(Figure collection entries)
—————

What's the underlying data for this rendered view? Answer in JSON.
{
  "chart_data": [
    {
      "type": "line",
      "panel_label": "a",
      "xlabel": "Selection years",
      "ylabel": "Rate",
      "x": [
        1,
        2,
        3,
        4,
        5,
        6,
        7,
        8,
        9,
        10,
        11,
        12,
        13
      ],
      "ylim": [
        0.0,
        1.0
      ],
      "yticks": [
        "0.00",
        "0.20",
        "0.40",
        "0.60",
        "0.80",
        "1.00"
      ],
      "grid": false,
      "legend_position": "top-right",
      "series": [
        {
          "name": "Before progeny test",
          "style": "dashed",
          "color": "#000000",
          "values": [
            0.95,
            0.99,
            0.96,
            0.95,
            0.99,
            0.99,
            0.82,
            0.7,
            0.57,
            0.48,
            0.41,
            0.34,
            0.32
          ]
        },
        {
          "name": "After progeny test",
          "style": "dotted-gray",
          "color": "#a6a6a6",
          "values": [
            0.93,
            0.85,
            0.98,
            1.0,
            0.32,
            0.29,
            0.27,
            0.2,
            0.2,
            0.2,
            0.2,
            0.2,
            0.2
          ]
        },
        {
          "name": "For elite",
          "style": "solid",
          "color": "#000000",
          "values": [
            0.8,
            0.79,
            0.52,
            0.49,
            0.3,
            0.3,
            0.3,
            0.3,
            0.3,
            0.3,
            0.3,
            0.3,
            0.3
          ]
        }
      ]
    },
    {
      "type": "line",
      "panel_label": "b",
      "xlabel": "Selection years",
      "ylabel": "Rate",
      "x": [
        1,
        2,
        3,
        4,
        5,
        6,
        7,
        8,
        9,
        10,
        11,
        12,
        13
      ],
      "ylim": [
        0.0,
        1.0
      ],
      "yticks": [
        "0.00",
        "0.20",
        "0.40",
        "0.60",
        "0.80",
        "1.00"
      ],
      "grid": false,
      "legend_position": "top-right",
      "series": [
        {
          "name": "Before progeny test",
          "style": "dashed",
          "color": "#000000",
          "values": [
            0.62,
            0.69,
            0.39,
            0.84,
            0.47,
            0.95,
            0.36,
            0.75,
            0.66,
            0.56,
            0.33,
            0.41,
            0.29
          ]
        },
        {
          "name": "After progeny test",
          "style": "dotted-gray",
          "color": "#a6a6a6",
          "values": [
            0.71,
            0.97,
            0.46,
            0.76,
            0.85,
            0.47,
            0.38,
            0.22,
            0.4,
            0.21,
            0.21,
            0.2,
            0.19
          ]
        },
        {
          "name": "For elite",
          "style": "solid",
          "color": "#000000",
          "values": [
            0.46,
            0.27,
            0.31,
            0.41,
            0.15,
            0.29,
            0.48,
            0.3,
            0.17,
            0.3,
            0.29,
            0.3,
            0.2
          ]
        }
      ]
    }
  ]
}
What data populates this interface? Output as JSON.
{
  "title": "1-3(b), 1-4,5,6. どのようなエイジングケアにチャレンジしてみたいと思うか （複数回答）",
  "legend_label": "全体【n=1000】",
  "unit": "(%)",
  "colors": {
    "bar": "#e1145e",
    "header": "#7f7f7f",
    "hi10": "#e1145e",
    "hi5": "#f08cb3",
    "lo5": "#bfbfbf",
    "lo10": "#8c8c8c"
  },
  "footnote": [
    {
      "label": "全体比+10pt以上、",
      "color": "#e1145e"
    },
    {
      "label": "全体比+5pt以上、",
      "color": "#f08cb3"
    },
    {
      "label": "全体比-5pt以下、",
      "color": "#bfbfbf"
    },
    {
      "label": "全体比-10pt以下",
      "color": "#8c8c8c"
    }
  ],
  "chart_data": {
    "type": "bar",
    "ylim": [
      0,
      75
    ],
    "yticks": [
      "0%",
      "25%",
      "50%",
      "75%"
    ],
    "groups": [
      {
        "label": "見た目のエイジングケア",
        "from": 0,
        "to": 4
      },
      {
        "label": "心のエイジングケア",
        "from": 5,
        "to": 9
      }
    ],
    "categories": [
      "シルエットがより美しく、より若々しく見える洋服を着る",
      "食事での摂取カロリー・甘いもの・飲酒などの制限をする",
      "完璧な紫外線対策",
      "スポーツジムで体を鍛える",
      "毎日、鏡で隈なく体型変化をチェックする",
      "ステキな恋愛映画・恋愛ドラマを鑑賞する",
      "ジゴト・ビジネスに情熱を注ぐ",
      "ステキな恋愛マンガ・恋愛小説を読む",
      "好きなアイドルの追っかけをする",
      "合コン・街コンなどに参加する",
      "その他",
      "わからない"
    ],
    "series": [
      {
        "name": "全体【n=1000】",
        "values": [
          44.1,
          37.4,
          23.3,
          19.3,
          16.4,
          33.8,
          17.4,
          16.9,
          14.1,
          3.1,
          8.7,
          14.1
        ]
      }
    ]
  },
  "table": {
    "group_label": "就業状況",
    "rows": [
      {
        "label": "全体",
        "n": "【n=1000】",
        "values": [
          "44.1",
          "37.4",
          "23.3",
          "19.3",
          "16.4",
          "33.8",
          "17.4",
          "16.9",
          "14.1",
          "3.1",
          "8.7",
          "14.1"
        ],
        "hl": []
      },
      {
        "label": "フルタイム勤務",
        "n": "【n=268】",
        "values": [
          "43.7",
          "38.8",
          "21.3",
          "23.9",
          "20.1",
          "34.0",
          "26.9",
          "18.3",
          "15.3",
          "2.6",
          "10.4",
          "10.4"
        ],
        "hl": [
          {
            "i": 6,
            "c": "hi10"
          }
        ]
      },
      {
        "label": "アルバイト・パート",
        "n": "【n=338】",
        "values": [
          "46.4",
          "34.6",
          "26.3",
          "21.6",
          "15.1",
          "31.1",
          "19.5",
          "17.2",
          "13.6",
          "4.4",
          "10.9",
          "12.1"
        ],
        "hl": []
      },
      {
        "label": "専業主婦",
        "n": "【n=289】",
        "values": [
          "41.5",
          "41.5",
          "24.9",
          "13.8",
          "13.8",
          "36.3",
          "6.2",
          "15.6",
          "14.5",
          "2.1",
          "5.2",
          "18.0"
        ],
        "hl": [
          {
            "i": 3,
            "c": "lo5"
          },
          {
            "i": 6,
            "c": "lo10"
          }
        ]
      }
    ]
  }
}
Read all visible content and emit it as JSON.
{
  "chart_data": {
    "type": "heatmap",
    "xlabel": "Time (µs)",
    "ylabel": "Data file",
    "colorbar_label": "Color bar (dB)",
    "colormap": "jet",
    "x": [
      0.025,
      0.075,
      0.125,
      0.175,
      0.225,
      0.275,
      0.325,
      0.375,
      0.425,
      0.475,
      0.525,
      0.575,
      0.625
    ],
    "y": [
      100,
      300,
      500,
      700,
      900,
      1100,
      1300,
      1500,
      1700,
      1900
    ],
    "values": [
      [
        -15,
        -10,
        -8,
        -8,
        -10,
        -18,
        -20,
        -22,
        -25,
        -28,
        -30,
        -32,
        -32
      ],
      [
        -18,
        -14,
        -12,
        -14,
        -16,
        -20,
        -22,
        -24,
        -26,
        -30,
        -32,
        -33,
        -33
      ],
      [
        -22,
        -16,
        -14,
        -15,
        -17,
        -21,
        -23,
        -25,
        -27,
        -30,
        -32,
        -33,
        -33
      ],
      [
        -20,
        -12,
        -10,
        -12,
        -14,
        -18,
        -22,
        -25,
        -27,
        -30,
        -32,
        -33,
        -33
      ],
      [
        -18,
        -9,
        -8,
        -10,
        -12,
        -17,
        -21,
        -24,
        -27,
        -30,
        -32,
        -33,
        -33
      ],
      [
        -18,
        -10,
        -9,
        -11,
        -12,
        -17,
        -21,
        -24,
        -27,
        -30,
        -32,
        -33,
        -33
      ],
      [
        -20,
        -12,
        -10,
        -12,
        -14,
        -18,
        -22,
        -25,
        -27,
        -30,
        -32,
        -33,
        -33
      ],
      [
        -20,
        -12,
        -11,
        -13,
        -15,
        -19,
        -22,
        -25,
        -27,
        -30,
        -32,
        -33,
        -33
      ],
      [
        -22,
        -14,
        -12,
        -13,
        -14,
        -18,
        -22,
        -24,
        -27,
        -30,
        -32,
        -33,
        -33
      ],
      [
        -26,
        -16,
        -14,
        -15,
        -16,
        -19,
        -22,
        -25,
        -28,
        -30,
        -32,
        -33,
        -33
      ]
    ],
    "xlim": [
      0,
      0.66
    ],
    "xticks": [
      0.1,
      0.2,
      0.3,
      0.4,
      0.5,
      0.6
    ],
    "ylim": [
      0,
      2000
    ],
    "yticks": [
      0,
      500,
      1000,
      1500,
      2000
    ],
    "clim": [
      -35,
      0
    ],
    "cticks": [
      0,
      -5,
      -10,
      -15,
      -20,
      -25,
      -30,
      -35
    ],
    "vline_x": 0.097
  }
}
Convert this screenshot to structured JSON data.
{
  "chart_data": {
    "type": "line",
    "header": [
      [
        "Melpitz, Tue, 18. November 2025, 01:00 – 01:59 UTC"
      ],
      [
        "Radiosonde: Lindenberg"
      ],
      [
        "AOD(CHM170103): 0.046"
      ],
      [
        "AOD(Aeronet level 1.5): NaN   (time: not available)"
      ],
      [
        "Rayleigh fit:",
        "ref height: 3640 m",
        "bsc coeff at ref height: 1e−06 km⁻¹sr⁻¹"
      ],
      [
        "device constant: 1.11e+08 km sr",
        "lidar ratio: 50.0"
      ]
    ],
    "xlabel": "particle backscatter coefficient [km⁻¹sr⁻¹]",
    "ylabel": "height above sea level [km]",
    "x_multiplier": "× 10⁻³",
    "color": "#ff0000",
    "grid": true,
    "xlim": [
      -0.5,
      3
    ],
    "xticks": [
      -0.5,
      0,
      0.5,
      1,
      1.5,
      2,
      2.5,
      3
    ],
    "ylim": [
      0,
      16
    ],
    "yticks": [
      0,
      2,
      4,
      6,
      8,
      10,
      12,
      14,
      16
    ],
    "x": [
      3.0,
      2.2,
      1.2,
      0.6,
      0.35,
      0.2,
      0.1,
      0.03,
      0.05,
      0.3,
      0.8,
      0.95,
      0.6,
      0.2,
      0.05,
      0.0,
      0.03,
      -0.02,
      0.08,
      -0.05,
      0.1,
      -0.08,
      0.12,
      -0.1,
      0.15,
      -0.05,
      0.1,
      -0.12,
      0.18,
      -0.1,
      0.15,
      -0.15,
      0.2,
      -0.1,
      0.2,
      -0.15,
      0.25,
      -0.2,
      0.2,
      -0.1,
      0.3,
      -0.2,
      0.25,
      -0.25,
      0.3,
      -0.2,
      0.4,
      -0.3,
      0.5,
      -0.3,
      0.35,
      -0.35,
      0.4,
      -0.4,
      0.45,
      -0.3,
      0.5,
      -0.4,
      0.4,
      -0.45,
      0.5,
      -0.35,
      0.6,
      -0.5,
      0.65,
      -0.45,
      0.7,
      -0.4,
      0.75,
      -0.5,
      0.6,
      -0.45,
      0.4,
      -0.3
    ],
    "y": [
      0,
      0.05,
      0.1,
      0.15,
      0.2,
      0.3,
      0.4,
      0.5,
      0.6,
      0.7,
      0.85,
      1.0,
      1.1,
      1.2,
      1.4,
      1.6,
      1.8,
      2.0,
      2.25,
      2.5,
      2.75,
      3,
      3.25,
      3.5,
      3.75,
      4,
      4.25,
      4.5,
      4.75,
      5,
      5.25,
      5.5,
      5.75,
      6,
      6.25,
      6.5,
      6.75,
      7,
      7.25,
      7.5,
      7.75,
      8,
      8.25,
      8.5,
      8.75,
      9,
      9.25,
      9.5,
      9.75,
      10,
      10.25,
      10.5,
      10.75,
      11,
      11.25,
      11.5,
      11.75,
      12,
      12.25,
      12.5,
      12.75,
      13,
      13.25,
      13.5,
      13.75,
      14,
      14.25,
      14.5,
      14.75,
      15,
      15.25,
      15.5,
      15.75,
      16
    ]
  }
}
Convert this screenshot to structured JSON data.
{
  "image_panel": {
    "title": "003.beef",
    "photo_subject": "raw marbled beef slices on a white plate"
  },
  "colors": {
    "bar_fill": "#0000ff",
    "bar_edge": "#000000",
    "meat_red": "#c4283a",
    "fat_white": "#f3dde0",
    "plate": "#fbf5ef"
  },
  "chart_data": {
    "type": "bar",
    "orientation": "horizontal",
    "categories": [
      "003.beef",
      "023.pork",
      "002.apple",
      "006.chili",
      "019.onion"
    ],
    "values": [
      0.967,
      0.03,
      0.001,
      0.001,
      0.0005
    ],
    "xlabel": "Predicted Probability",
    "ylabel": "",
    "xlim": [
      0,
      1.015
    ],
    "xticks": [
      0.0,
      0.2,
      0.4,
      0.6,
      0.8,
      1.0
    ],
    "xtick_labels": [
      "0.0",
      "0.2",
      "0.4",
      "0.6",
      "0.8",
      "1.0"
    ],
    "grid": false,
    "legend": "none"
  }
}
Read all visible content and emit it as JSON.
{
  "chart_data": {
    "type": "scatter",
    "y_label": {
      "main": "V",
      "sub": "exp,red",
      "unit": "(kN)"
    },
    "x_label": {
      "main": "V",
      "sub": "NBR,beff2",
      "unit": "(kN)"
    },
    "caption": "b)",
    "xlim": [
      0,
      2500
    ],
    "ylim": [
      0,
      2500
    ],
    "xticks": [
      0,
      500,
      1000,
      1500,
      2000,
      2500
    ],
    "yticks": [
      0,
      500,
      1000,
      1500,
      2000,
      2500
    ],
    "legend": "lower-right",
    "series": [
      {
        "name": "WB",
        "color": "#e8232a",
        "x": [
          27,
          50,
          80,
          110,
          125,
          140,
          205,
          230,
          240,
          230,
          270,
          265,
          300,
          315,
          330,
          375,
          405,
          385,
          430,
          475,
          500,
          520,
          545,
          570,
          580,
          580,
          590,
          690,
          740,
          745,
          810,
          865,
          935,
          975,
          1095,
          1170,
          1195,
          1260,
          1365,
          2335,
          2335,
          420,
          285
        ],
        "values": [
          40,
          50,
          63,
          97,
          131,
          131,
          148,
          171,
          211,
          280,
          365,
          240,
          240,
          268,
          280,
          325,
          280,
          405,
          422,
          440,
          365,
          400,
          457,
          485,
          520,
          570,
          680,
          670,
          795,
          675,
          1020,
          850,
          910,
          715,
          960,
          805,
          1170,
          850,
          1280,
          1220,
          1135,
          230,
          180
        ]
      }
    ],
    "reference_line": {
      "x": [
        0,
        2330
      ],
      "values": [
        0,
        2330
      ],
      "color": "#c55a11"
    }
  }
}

—————

Count the lines of the listing above that include the word "plate" and state the total with nothing else.

Exercise answer:
2